→ Items
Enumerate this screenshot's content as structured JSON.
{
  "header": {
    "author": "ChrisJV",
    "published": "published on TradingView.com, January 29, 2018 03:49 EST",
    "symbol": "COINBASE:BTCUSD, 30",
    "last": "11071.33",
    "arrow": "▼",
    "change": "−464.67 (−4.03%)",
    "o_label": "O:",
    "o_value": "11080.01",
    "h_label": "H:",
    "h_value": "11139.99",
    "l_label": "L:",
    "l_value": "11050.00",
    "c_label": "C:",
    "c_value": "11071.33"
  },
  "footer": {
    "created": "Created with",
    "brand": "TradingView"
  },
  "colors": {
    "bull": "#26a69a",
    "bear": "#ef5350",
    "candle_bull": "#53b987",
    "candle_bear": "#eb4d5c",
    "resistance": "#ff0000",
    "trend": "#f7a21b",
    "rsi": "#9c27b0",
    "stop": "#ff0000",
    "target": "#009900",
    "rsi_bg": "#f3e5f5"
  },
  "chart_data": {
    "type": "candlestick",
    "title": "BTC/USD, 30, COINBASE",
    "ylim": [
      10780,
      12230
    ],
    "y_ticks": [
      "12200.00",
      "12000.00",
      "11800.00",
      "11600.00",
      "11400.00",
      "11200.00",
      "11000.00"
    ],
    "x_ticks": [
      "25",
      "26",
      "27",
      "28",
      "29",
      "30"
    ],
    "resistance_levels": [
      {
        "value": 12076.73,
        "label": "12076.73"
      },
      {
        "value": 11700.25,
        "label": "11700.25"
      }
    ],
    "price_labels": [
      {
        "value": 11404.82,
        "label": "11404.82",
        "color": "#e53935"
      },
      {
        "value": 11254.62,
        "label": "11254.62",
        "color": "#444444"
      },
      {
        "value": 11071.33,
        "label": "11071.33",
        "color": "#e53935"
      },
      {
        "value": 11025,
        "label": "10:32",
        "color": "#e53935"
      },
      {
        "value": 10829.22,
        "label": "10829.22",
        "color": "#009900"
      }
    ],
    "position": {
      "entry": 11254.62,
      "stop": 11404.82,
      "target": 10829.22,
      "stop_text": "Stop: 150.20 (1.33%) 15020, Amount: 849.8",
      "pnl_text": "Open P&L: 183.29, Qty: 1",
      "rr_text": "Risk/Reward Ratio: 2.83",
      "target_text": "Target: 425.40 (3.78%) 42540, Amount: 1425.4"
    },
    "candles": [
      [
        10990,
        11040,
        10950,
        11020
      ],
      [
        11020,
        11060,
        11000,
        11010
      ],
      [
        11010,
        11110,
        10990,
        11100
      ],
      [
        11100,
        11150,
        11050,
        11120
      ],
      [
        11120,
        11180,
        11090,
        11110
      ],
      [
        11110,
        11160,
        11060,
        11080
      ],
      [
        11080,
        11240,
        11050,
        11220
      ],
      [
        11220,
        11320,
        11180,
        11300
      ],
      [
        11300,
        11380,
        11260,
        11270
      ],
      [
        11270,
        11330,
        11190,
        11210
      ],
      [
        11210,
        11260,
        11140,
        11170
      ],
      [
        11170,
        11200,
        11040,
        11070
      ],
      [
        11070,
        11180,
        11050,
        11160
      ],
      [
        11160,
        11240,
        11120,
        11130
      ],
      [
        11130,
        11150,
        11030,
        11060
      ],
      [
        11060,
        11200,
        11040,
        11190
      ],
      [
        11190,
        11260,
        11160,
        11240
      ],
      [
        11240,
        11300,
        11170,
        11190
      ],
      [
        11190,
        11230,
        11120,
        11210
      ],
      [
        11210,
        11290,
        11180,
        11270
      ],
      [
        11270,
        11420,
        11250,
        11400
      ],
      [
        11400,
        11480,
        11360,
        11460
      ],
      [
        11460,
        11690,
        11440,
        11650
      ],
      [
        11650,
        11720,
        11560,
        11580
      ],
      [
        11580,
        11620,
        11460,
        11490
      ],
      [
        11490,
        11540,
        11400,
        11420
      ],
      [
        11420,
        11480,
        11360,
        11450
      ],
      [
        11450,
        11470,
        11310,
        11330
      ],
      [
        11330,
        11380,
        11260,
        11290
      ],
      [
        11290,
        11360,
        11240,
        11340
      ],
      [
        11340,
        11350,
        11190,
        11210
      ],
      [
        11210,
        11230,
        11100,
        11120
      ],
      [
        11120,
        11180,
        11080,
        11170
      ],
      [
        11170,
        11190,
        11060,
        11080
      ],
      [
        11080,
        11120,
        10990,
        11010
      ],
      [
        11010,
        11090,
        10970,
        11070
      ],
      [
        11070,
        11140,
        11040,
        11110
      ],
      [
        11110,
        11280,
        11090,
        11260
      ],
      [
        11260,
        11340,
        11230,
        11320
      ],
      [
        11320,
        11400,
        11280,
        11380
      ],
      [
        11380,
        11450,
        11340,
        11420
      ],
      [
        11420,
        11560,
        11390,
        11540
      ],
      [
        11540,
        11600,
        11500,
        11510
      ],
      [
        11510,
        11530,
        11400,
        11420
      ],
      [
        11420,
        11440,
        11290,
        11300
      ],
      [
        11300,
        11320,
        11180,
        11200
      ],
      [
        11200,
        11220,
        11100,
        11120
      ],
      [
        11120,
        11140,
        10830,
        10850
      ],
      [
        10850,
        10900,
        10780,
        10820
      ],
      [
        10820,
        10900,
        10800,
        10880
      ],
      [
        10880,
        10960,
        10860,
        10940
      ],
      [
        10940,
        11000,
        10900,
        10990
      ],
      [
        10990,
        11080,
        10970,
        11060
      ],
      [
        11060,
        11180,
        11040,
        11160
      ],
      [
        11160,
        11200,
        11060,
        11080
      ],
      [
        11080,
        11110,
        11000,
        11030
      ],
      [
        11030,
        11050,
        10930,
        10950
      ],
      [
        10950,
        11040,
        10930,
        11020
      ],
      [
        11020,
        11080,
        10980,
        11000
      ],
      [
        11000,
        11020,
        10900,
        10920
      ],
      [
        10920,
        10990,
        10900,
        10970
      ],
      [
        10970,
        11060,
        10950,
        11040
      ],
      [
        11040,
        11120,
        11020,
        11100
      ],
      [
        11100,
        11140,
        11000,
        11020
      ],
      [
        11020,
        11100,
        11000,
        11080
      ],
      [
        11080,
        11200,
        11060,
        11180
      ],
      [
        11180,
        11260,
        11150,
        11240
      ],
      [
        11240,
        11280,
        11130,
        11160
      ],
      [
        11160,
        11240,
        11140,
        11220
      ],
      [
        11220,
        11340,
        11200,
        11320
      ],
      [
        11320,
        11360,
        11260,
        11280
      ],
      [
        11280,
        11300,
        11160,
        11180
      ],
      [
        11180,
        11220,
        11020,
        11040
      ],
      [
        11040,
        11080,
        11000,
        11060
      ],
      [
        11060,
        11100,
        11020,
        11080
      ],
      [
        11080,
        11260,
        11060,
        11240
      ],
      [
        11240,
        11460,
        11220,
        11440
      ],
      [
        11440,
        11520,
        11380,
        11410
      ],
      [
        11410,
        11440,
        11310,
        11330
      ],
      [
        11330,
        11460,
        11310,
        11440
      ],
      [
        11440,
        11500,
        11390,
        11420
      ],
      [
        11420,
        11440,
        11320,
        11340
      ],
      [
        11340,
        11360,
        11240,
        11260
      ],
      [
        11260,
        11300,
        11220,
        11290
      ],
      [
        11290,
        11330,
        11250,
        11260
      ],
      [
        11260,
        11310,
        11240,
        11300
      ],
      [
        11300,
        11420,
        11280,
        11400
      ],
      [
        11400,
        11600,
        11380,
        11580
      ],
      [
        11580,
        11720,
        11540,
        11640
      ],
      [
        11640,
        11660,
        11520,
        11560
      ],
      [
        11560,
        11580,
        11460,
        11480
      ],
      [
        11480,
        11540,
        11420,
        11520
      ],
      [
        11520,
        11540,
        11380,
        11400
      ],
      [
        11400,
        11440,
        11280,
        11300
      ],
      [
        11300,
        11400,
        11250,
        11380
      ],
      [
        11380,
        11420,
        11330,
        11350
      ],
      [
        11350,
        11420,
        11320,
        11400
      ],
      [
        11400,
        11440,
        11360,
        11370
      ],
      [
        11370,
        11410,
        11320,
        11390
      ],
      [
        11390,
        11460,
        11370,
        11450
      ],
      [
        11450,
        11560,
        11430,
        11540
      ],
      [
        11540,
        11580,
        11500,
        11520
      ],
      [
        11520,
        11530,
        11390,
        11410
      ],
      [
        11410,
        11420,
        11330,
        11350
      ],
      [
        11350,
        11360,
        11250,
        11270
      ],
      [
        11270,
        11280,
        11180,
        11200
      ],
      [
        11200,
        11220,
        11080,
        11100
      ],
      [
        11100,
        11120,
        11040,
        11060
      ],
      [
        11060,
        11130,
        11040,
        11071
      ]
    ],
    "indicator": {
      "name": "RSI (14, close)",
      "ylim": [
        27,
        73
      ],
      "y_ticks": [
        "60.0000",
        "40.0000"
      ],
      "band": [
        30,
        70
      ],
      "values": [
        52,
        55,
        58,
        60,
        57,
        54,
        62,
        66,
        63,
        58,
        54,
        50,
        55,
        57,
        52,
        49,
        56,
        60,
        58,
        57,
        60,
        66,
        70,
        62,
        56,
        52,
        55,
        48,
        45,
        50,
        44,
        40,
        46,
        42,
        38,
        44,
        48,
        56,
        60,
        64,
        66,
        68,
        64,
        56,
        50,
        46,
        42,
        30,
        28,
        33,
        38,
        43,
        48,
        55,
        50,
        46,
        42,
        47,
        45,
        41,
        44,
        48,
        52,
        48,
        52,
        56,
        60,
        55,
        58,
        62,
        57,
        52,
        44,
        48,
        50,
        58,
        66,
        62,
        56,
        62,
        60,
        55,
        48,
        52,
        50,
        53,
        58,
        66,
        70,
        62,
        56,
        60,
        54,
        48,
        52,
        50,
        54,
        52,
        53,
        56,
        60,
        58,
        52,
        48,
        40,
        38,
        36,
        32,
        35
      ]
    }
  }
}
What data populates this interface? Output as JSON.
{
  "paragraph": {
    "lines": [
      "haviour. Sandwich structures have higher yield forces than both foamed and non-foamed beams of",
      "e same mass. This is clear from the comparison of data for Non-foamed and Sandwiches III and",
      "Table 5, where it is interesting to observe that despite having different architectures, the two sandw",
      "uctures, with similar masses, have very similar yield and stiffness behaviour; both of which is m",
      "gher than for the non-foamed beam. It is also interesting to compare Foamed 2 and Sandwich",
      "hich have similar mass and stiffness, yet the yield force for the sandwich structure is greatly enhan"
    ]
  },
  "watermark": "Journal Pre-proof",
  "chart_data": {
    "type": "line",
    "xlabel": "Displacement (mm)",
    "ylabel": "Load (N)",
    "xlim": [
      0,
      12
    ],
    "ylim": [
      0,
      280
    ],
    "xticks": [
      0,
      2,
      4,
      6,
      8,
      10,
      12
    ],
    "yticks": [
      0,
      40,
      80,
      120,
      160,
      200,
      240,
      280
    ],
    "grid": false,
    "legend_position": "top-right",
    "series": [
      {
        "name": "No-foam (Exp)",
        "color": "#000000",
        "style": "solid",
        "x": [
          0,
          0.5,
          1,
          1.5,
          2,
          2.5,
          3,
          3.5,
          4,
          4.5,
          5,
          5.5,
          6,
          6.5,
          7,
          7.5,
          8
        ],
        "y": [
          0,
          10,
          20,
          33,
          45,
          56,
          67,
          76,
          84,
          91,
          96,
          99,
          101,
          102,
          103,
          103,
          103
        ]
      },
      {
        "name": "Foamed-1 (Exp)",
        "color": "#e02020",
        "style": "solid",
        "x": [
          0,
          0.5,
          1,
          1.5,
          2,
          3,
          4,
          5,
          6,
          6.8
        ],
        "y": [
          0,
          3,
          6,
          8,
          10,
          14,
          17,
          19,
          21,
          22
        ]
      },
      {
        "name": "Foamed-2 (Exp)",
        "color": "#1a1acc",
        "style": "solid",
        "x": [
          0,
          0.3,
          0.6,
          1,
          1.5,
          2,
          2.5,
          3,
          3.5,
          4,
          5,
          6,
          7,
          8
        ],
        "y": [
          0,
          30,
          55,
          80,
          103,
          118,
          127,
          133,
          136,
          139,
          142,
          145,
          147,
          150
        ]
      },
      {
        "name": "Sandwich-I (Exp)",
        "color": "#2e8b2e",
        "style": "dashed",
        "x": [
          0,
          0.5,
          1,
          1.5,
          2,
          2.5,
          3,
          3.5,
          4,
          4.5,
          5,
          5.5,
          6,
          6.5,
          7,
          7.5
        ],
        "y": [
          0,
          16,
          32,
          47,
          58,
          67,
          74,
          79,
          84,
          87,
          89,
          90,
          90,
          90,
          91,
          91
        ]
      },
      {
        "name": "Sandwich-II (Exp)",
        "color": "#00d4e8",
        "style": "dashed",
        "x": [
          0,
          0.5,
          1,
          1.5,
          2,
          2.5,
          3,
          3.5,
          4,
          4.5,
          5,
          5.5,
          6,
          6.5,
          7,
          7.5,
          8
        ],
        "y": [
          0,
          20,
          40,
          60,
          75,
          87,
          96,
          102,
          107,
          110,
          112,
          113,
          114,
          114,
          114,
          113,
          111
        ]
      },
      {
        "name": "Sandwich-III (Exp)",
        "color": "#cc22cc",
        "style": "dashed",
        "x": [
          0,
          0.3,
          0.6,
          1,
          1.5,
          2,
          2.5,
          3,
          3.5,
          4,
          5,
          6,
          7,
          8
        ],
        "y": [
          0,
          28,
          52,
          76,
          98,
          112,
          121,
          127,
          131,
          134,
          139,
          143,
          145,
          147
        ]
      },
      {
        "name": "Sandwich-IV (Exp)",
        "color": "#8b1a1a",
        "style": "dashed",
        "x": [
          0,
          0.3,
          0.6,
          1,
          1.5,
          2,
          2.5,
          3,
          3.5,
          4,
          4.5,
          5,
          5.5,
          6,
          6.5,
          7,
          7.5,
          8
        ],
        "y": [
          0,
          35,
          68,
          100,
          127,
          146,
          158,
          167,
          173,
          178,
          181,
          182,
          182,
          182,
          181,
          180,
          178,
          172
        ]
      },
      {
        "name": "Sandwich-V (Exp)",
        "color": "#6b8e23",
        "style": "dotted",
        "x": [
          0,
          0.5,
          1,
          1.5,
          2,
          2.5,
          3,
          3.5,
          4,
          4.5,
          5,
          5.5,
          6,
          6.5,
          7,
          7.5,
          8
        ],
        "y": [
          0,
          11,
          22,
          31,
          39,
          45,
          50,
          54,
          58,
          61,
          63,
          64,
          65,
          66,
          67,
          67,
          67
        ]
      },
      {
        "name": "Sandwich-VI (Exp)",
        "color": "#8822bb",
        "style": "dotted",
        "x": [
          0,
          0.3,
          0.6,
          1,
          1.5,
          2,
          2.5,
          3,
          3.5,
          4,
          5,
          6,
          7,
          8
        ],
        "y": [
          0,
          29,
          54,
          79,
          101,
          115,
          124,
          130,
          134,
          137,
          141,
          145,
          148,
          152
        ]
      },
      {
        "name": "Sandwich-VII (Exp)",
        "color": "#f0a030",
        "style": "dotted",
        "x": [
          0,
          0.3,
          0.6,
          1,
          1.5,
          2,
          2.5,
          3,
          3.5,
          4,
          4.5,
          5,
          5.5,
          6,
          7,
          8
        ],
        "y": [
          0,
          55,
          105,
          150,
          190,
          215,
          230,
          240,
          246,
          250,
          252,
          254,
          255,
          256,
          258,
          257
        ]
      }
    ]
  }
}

→ Given request
A number is the only answer here: how many lines of the material above contain "stiffness"?

→ Worked solution
2